··· Recorded information

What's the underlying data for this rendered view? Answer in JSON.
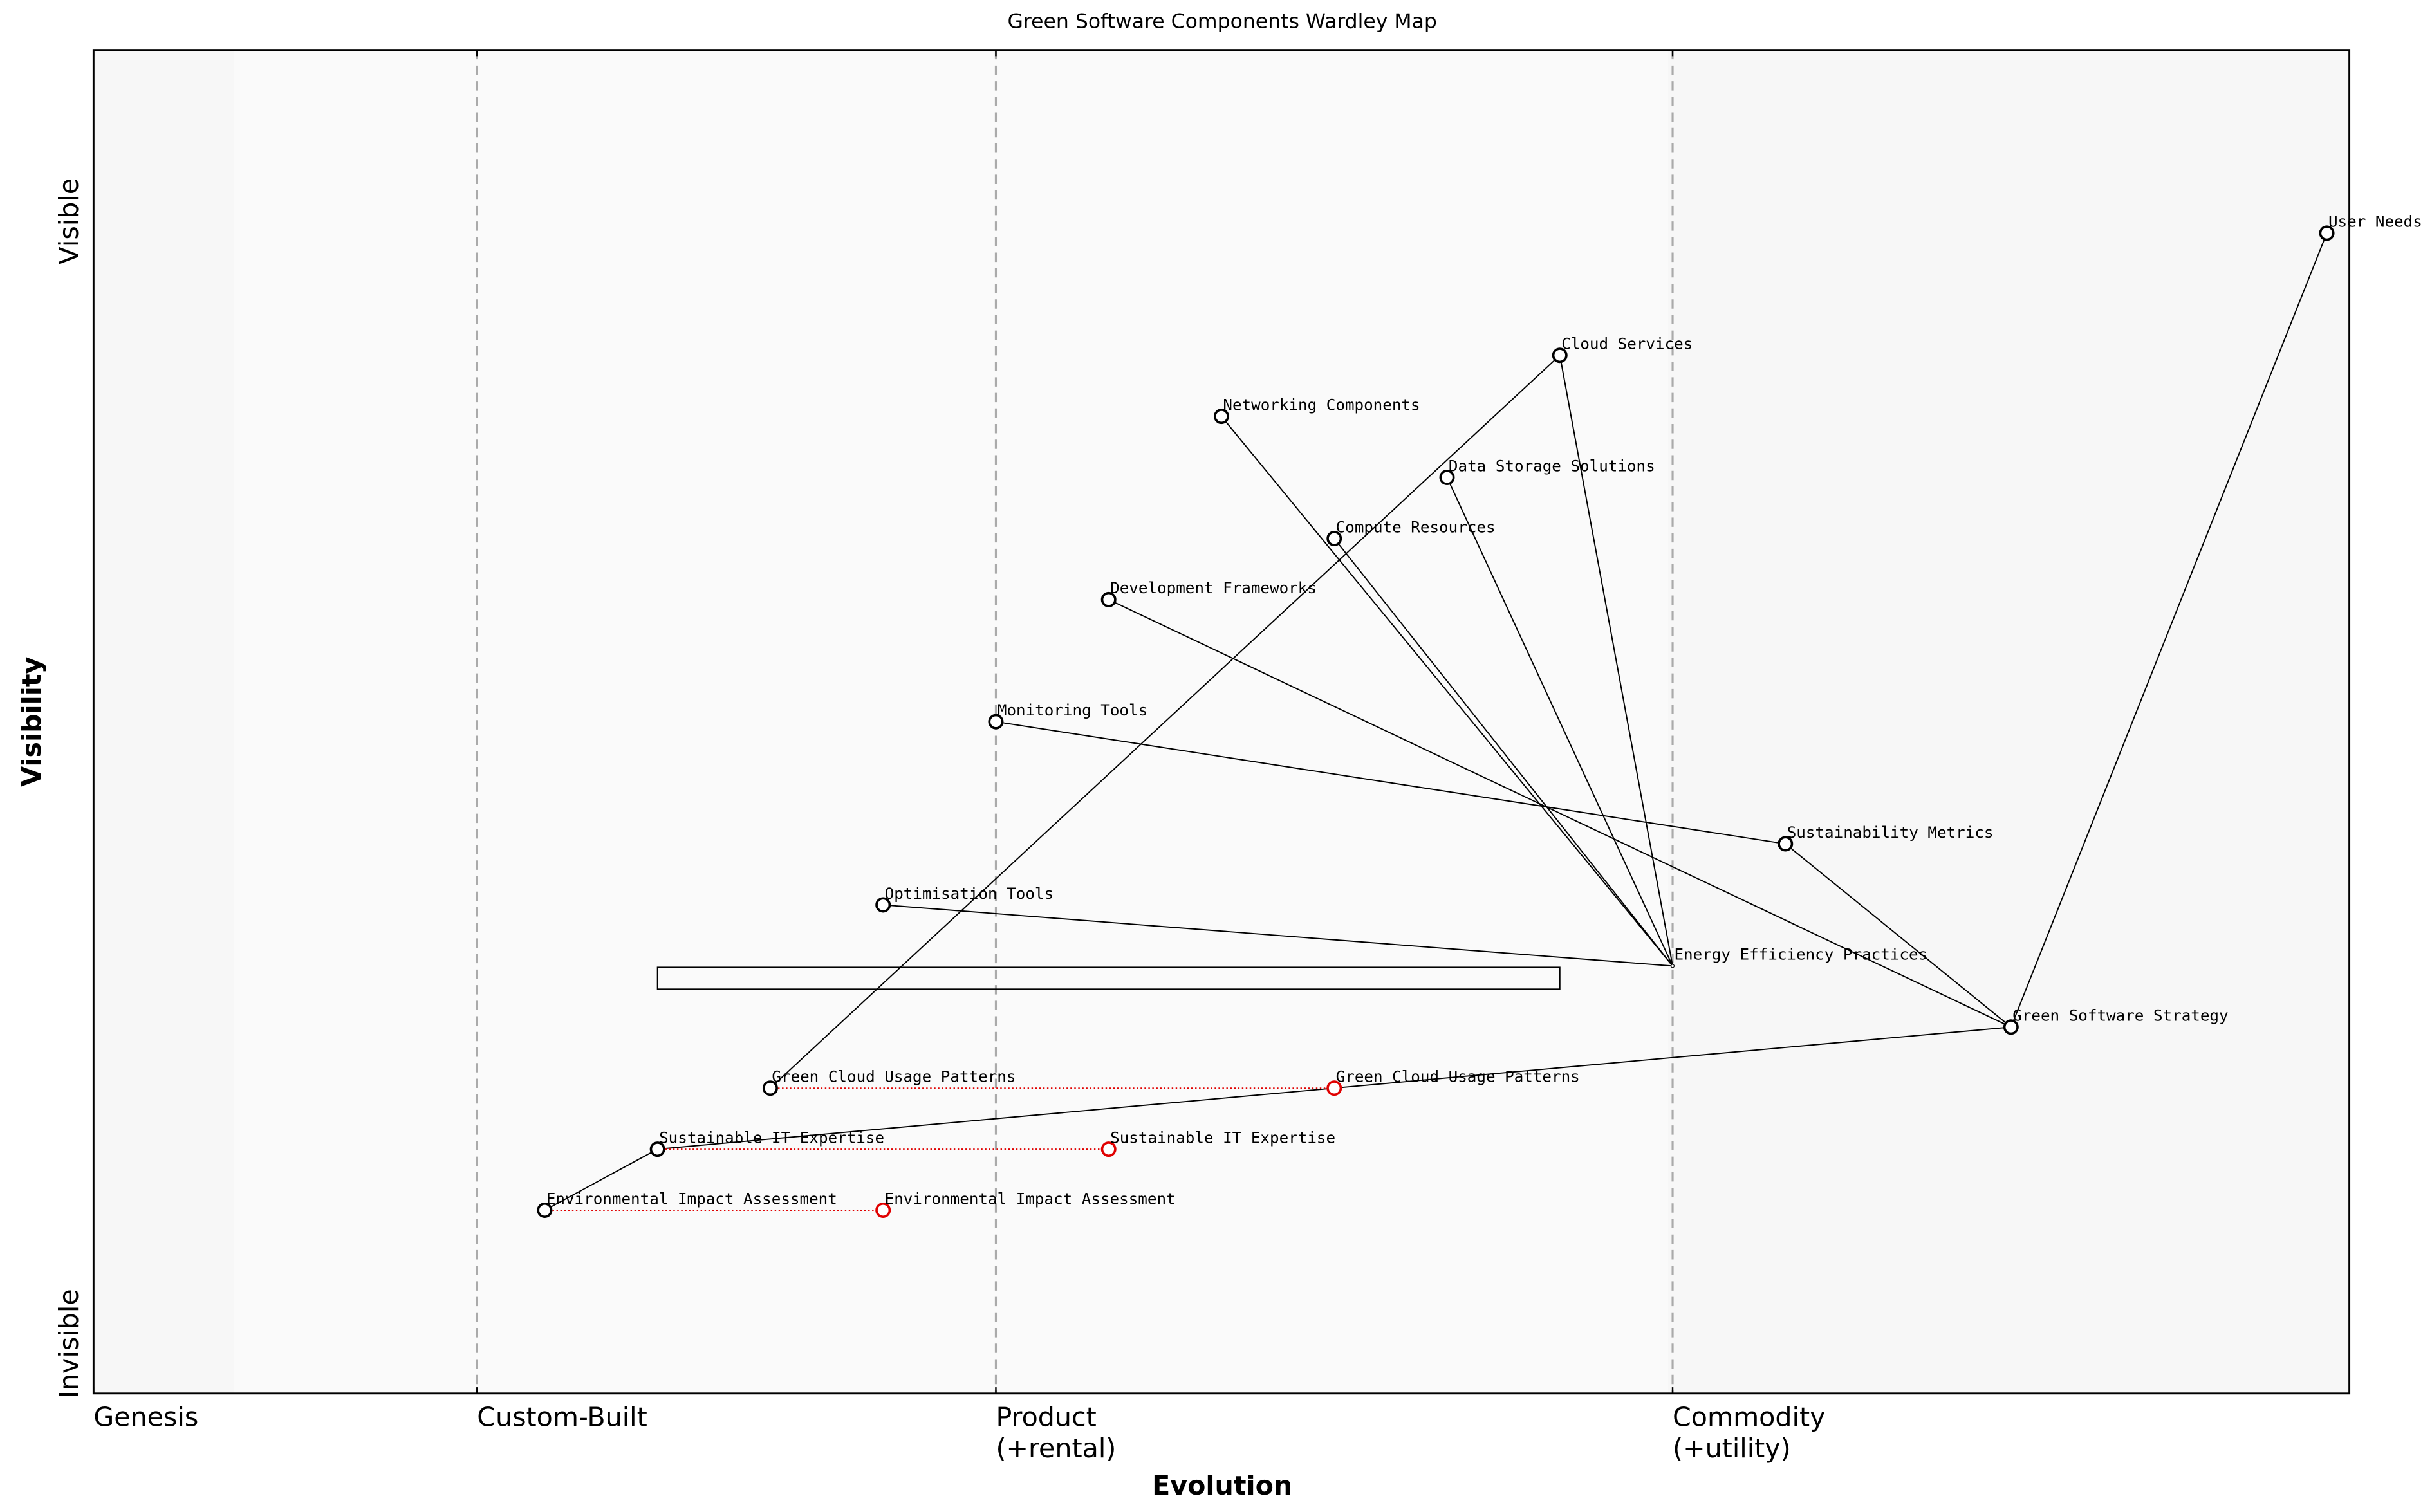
{
  "chart_data": {
    "type": "wardley",
    "title": "Green Software Components Wardley Map",
    "x_label": "Evolution",
    "y_label": "Visibility",
    "y_top_label": "Visible",
    "y_bottom_label": "Invisible",
    "xlim": [
      0,
      1
    ],
    "ylim": [
      0,
      1.1
    ],
    "xticks": [
      {
        "value": 0,
        "label": [
          "Genesis"
        ]
      },
      {
        "value": 0.17,
        "label": [
          "Custom-Built"
        ]
      },
      {
        "value": 0.4,
        "label": [
          "Product",
          "(+rental)"
        ]
      },
      {
        "value": 0.7,
        "label": [
          "Commodity",
          "(+utility)"
        ]
      }
    ],
    "components": [
      {
        "name": "User Needs",
        "evolution": 0.99,
        "visibility": 0.95
      },
      {
        "name": "Cloud Services",
        "evolution": 0.65,
        "visibility": 0.85
      },
      {
        "name": "Networking Components",
        "evolution": 0.5,
        "visibility": 0.8
      },
      {
        "name": "Data Storage Solutions",
        "evolution": 0.6,
        "visibility": 0.75
      },
      {
        "name": "Compute Resources",
        "evolution": 0.55,
        "visibility": 0.7
      },
      {
        "name": "Development Frameworks",
        "evolution": 0.45,
        "visibility": 0.65
      },
      {
        "name": "Monitoring Tools",
        "evolution": 0.4,
        "visibility": 0.55
      },
      {
        "name": "Sustainability Metrics",
        "evolution": 0.75,
        "visibility": 0.45
      },
      {
        "name": "Optimisation Tools",
        "evolution": 0.35,
        "visibility": 0.4
      },
      {
        "name": "Energy Efficiency Practices",
        "evolution": 0.7,
        "visibility": 0.35
      },
      {
        "name": "Green Software Strategy",
        "evolution": 0.85,
        "visibility": 0.3
      },
      {
        "name": "Green Cloud Usage Patterns",
        "evolution": 0.3,
        "visibility": 0.25
      },
      {
        "name": "Sustainable IT Expertise",
        "evolution": 0.25,
        "visibility": 0.2
      },
      {
        "name": "Environmental Impact Assessment",
        "evolution": 0.2,
        "visibility": 0.15
      }
    ],
    "links": [
      [
        "User Needs",
        "Green Software Strategy"
      ],
      [
        "Green Software Strategy",
        "Sustainability Metrics"
      ],
      [
        "Green Software Strategy",
        "Development Frameworks"
      ],
      [
        "Green Software Strategy",
        "Sustainable IT Expertise"
      ],
      [
        "Sustainability Metrics",
        "Monitoring Tools"
      ],
      [
        "Energy Efficiency Practices",
        "Optimisation Tools"
      ],
      [
        "Energy Efficiency Practices",
        "Cloud Services"
      ],
      [
        "Energy Efficiency Practices",
        "Networking Components"
      ],
      [
        "Energy Efficiency Practices",
        "Compute Resources"
      ],
      [
        "Energy Efficiency Practices",
        "Data Storage Solutions"
      ],
      [
        "Cloud Services",
        "Green Cloud Usage Patterns"
      ],
      [
        "Sustainable IT Expertise",
        "Environmental Impact Assessment"
      ]
    ],
    "evolutions": [
      {
        "name": "Green Cloud Usage Patterns",
        "evolution": 0.55,
        "color": "#e00000"
      },
      {
        "name": "Sustainable IT Expertise",
        "evolution": 0.45,
        "color": "#e00000"
      },
      {
        "name": "Environmental Impact Assessment",
        "evolution": 0.35,
        "color": "#e00000"
      }
    ],
    "pipeline": {
      "x_start": 0.25,
      "x_end": 0.65,
      "visibility": 0.34
    }
  }
}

······

§ To do:
Without the images, write out each line of the data verbatim.

§ The answer:
What's the underlying data for this rendered view? Answer in JSON.
{
  "chart_data": {
    "type": "wardley",
    "title": "Green Software Components Wardley Map",
    "x_label": "Evolution",
    "y_label": "Visibility",
    "y_top_label": "Visible",
    "y_bottom_label": "Invisible",
    "xlim": [
      0,
      1
    ],
    "ylim": [
      0,
      1.1
    ],
    "xticks": [
      {
        "value": 0,
        "label": [
          "Genesis"
        ]
      },
      {
        "value": 0.17,
        "label": [
          "Custom-Built"
        ]
      },
      {
        "value": 0.4,
        "label": [
          "Product",
          "(+rental)"
        ]
      },
      {
        "value": 0.7,
        "label": [
          "Commodity",
          "(+utility)"
        ]
      }
    ],
    "components": [
      {
        "name": "User Needs",
        "evolution": 0.99,
        "visibility": 0.95
      },
      {
        "name": "Cloud Services",
        "evolution": 0.65,
        "visibility": 0.85
      },
      {
        "name": "Networking Components",
        "evolution": 0.5,
        "visibility": 0.8
      },
      {
        "name": "Data Storage Solutions",
        "evolution": 0.6,
        "visibility": 0.75
      },
      {
        "name": "Compute Resources",
        "evolution": 0.55,
        "visibility": 0.7
      },
      {
        "name": "Development Frameworks",
        "evolution": 0.45,
        "visibility": 0.65
      },
      {
        "name": "Monitoring Tools",
        "evolution": 0.4,
        "visibility": 0.55
      },
      {
        "name": "Sustainability Metrics",
        "evolution": 0.75,
        "visibility": 0.45
      },
      {
        "name": "Optimisation Tools",
        "evolution": 0.35,
        "visibility": 0.4
      },
      {
        "name": "Energy Efficiency Practices",
        "evolution": 0.7,
        "visibility": 0.35
      },
      {
        "name": "Green Software Strategy",
        "evolution": 0.85,
        "visibility": 0.3
      },
      {
        "name": "Green Cloud Usage Patterns",
        "evolution": 0.3,
        "visibility": 0.25
      },
      {
        "name": "Sustainable IT Expertise",
        "evolution": 0.25,
        "visibility": 0.2
      },
      {
        "name": "Environmental Impact Assessment",
        "evolution": 0.2,
        "visibility": 0.15
      }
    ],
    "links": [
      [
        "User Needs",
        "Green Software Strategy"
      ],
      [
        "Green Software Strategy",
        "Sustainability Metrics"
      ],
      [
        "Green Software Strategy",
        "Development Frameworks"
      ],
      [
        "Green Software Strategy",
        "Sustainable IT Expertise"
      ],
      [
        "Sustainability Metrics",
        "Monitoring Tools"
      ],
      [
        "Energy Efficiency Practices",
        "Optimisation Tools"
      ],
      [
        "Energy Efficiency Practices",
        "Cloud Services"
      ],
      [
        "Energy Efficiency Practices",
        "Networking Components"
      ],
      [
        "Energy Efficiency Practices",
        "Compute Resources"
      ],
      [
        "Energy Efficiency Practices",
        "Data Storage Solutions"
      ],
      [
        "Cloud Services",
        "Green Cloud Usage Patterns"
      ],
      [
        "Sustainable IT Expertise",
        "Environmental Impact Assessment"
      ]
    ],
    "evolutions": [
      {
        "name": "Green Cloud Usage Patterns",
        "evolution": 0.55,
        "color": "#e00000"
      },
      {
        "name": "Sustainable IT Expertise",
        "evolution": 0.45,
        "color": "#e00000"
      },
      {
        "name": "Environmental Impact Assessment",
        "evolution": 0.35,
        "color": "#e00000"
      }
    ],
    "pipeline": {
      "x_start": 0.25,
      "x_end": 0.65,
      "visibility": 0.34
    }
  }
}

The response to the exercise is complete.